== Records provided

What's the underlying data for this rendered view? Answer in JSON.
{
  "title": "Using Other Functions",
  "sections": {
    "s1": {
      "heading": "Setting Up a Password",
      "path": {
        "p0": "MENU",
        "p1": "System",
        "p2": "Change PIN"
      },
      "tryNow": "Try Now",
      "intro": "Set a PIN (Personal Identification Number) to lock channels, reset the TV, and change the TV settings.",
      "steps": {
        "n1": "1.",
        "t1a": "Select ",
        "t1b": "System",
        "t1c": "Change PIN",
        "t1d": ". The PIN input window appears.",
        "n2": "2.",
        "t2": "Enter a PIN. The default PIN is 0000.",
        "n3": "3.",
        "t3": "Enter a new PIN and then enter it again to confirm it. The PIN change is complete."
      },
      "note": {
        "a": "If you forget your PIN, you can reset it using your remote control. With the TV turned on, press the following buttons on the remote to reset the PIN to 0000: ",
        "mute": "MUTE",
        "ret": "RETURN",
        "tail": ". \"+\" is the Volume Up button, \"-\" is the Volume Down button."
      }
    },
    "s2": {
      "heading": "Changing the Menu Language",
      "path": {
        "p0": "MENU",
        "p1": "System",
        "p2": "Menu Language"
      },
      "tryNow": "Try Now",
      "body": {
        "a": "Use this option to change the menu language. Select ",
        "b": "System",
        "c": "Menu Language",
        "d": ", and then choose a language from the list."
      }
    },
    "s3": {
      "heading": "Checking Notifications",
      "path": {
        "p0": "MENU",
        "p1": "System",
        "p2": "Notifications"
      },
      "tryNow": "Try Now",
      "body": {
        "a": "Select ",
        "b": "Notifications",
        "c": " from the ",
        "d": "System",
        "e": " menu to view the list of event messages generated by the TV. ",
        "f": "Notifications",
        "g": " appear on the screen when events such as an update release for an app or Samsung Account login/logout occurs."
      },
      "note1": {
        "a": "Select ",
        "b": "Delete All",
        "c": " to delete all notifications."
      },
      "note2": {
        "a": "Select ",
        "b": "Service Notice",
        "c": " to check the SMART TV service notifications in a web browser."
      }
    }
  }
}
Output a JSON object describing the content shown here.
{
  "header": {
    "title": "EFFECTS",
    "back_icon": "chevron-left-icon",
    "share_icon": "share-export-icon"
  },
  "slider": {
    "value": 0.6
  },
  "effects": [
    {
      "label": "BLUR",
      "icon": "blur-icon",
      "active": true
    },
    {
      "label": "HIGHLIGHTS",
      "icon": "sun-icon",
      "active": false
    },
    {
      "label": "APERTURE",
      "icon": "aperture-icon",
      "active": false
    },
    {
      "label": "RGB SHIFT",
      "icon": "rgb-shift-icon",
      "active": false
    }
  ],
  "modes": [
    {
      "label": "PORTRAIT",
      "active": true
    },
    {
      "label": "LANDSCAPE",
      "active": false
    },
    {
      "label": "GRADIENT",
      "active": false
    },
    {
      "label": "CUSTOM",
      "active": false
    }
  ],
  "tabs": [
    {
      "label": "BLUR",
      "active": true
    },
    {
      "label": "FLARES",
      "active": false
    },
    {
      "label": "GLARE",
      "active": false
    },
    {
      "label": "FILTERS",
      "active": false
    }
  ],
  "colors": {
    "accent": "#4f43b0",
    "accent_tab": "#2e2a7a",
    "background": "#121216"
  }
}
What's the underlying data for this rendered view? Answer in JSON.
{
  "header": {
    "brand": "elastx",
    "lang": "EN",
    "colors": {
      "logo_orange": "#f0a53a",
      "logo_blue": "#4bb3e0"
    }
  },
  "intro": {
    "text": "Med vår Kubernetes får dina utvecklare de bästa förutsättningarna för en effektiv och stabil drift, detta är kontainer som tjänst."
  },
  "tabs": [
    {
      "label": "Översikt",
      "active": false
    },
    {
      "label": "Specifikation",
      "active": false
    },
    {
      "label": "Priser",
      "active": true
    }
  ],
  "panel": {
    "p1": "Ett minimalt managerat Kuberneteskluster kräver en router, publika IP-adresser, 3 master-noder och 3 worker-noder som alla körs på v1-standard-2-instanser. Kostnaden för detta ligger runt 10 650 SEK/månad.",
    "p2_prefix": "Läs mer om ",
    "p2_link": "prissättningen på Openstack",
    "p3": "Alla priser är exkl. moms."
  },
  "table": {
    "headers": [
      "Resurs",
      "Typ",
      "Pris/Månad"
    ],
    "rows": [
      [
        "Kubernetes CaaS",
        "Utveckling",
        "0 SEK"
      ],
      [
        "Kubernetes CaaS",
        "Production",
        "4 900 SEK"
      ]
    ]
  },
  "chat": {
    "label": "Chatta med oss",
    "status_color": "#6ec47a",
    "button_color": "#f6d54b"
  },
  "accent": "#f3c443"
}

====

> [Your objective] From the entries above, copy every line where the word "heading" shows up.

> [Result for this task]
      "heading": "Setting Up a Password",
      "heading": "Changing the Menu Language",
      "heading": "Checking Notifications",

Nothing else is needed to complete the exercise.